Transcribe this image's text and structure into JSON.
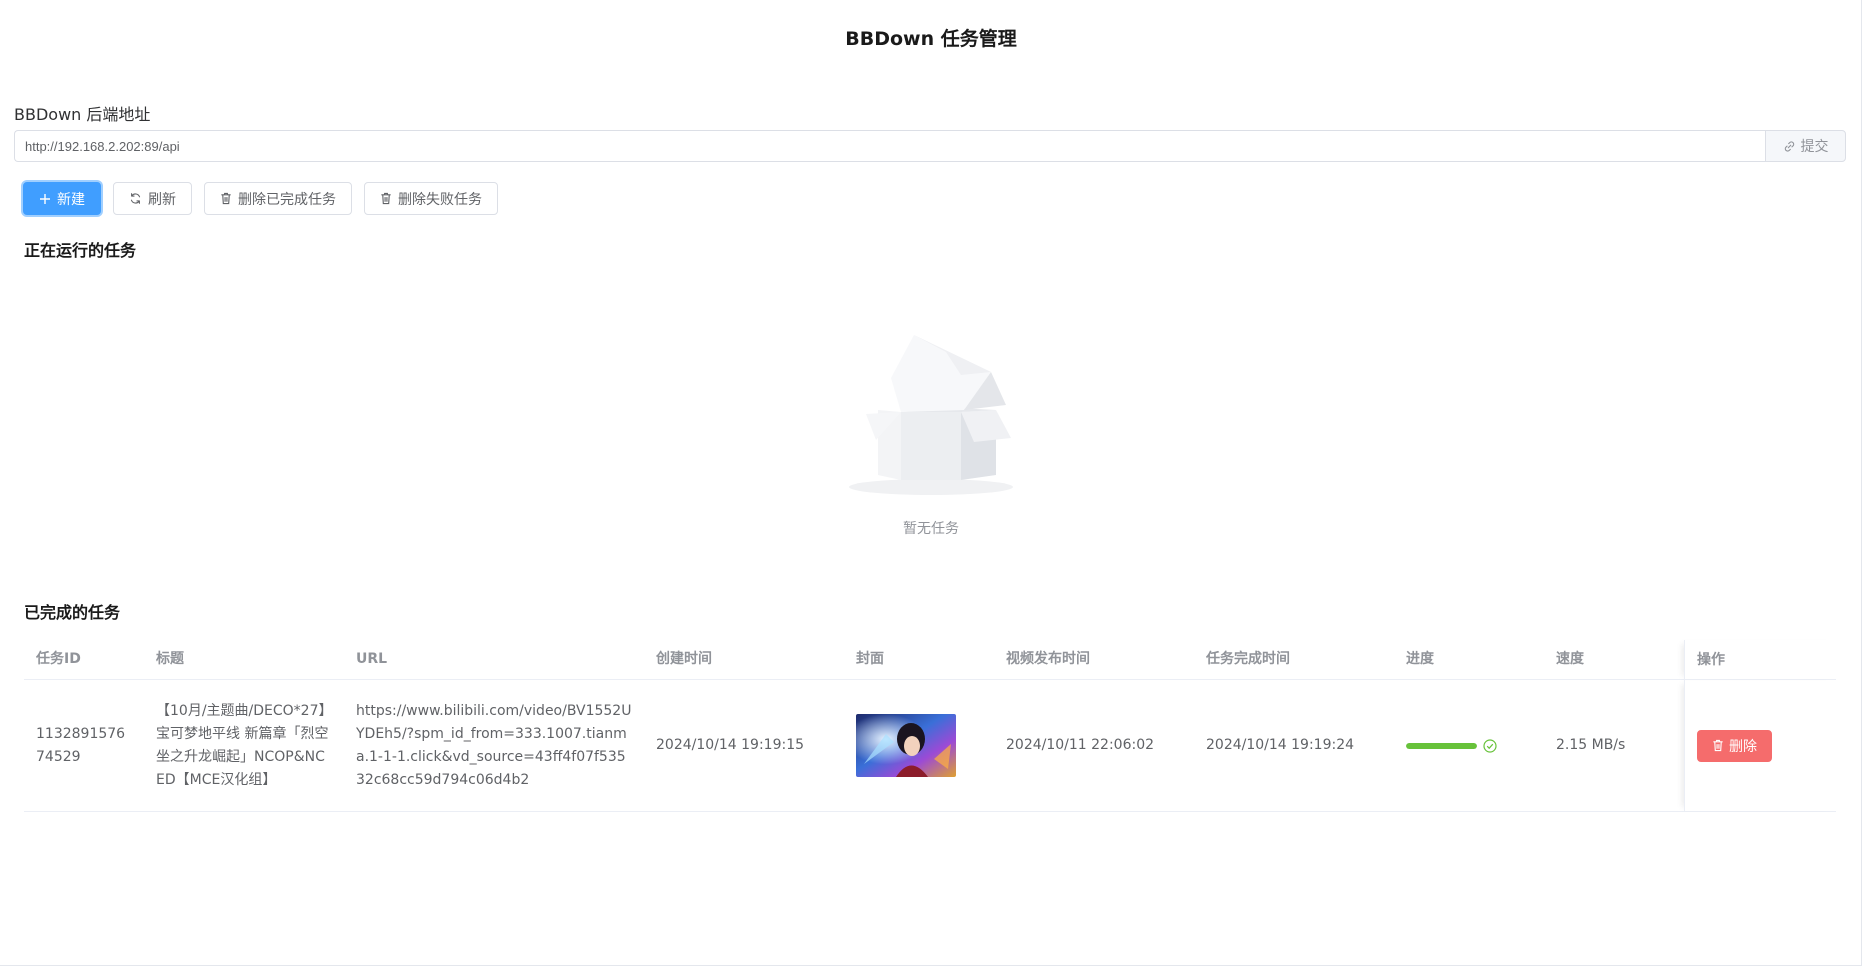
{
  "page": {
    "title": "BBDown 任务管理"
  },
  "backend": {
    "label": "BBDown 后端地址",
    "url_value": "http://192.168.2.202:89/api",
    "submit_label": "提交"
  },
  "toolbar": {
    "new_label": "新建",
    "refresh_label": "刷新",
    "delete_completed_label": "删除已完成任务",
    "delete_failed_label": "删除失败任务"
  },
  "running": {
    "title": "正在运行的任务",
    "empty_text": "暂无任务"
  },
  "completed": {
    "title": "已完成的任务",
    "columns": {
      "id": "任务ID",
      "title": "标题",
      "url": "URL",
      "created": "创建时间",
      "cover": "封面",
      "published": "视频发布时间",
      "finished": "任务完成时间",
      "progress": "进度",
      "speed": "速度",
      "actions": "操作"
    },
    "rows": [
      {
        "id": "113289157674529",
        "title": "【10月/主题曲/DECO*27】宝可梦地平线 新篇章「烈空坐之升龙崛起」NCOP&NCED【MCE汉化组】",
        "url": "https://www.bilibili.com/video/BV1552UYDEh5/?spm_id_from=333.1007.tianma.1-1-1.click&vd_source=43ff4f07f53532c68cc59d794c06d4b2",
        "created": "2024/10/14 19:19:15",
        "published": "2024/10/11 22:06:02",
        "finished": "2024/10/14 19:19:24",
        "progress_percent": 100,
        "speed": "2.15 MB/s",
        "delete_label": "删除"
      }
    ]
  },
  "colors": {
    "primary": "#409eff",
    "success": "#67c23a",
    "danger": "#f56c6c"
  }
}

What is expected: Retype every record above exactly as written, but leave out the pictures.

Task solution:
Transcribe this image's text and structure into JSON.
{
  "page": {
    "title": "BBDown 任务管理"
  },
  "backend": {
    "label": "BBDown 后端地址",
    "url_value": "http://192.168.2.202:89/api",
    "submit_label": "提交"
  },
  "toolbar": {
    "new_label": "新建",
    "refresh_label": "刷新",
    "delete_completed_label": "删除已完成任务",
    "delete_failed_label": "删除失败任务"
  },
  "running": {
    "title": "正在运行的任务",
    "empty_text": "暂无任务"
  },
  "completed": {
    "title": "已完成的任务",
    "columns": {
      "id": "任务ID",
      "title": "标题",
      "url": "URL",
      "created": "创建时间",
      "cover": "封面",
      "published": "视频发布时间",
      "finished": "任务完成时间",
      "progress": "进度",
      "speed": "速度",
      "actions": "操作"
    },
    "rows": [
      {
        "id": "113289157674529",
        "title": "【10月/主题曲/DECO*27】宝可梦地平线 新篇章「烈空坐之升龙崛起」NCOP&NCED【MCE汉化组】",
        "url": "https://www.bilibili.com/video/BV1552UYDEh5/?spm_id_from=333.1007.tianma.1-1-1.click&vd_source=43ff4f07f53532c68cc59d794c06d4b2",
        "created": "2024/10/14 19:19:15",
        "published": "2024/10/11 22:06:02",
        "finished": "2024/10/14 19:19:24",
        "progress_percent": 100,
        "speed": "2.15 MB/s",
        "delete_label": "删除"
      }
    ]
  },
  "colors": {
    "primary": "#409eff",
    "success": "#67c23a",
    "danger": "#f56c6c"
  }
}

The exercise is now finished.